● **WORK TO COMPLETE**
Please convert each of the rows below into a JSON list of strings with one string per line, leaving out any blank lines.

● **SUPPLIED INFORMATION**

------------------------------------

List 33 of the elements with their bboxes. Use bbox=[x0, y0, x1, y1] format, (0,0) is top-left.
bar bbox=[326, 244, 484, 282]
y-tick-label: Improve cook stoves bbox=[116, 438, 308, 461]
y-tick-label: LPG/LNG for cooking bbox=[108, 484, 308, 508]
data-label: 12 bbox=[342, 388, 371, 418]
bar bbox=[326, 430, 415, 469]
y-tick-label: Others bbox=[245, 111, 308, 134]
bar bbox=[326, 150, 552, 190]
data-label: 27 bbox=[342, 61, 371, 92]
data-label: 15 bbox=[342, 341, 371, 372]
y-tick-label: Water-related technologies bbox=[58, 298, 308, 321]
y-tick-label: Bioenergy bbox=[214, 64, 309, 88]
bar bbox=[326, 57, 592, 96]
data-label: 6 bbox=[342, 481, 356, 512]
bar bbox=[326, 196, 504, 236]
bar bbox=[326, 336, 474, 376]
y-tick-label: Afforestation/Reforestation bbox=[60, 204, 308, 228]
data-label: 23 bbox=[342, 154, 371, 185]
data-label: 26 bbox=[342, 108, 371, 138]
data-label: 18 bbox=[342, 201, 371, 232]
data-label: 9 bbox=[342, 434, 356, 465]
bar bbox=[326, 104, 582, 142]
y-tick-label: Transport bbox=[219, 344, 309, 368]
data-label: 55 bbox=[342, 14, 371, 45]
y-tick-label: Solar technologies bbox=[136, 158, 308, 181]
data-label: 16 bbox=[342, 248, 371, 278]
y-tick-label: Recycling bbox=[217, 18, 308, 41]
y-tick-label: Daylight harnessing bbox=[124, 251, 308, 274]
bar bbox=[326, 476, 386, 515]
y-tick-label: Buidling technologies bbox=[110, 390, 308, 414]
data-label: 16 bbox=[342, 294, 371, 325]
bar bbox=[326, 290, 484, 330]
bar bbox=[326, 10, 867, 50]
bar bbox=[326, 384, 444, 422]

------------------------------------

● **EXERCISE ANSWER**
[
  "List 33 of the elements with their bboxes. Use bbox=[x0, y0, x1, y1] format, (0,0) is top-left.",
  "bar bbox=[326, 244, 484, 282]",
  "y-tick-label: Improve cook stoves bbox=[116, 438, 308, 461]",
  "y-tick-label: LPG/LNG for cooking bbox=[108, 484, 308, 508]",
  "data-label: 12 bbox=[342, 388, 371, 418]",
  "bar bbox=[326, 430, 415, 469]",
  "y-tick-label: Others bbox=[245, 111, 308, 134]",
  "bar bbox=[326, 150, 552, 190]",
  "data-label: 27 bbox=[342, 61, 371, 92]",
  "data-label: 15 bbox=[342, 341, 371, 372]",
  "y-tick-label: Water-related technologies bbox=[58, 298, 308, 321]",
  "y-tick-label: Bioenergy bbox=[214, 64, 309, 88]",
  "bar bbox=[326, 57, 592, 96]",
  "data-label: 6 bbox=[342, 481, 356, 512]",
  "bar bbox=[326, 196, 504, 236]",
  "bar bbox=[326, 336, 474, 376]",
  "y-tick-label: Afforestation/Reforestation bbox=[60, 204, 308, 228]",
  "data-label: 23 bbox=[342, 154, 371, 185]",
  "data-label: 26 bbox=[342, 108, 371, 138]",
  "data-label: 18 bbox=[342, 201, 371, 232]",
  "data-label: 9 bbox=[342, 434, 356, 465]",
  "bar bbox=[326, 104, 582, 142]",
  "y-tick-label: Transport bbox=[219, 344, 309, 368]",
  "data-label: 55 bbox=[342, 14, 371, 45]",
  "y-tick-label: Solar technologies bbox=[136, 158, 308, 181]",
  "data-label: 16 bbox=[342, 248, 371, 278]",
  "y-tick-label: Recycling bbox=[217, 18, 308, 41]",
  "y-tick-label: Daylight harnessing bbox=[124, 251, 308, 274]",
  "bar bbox=[326, 476, 386, 515]",
  "y-tick-label: Buidling technologies bbox=[110, 390, 308, 414]",
  "data-label: 16 bbox=[342, 294, 371, 325]",
  "bar bbox=[326, 290, 484, 330]",
  "bar bbox=[326, 10, 867, 50]",
  "bar bbox=[326, 384, 444, 422]"
]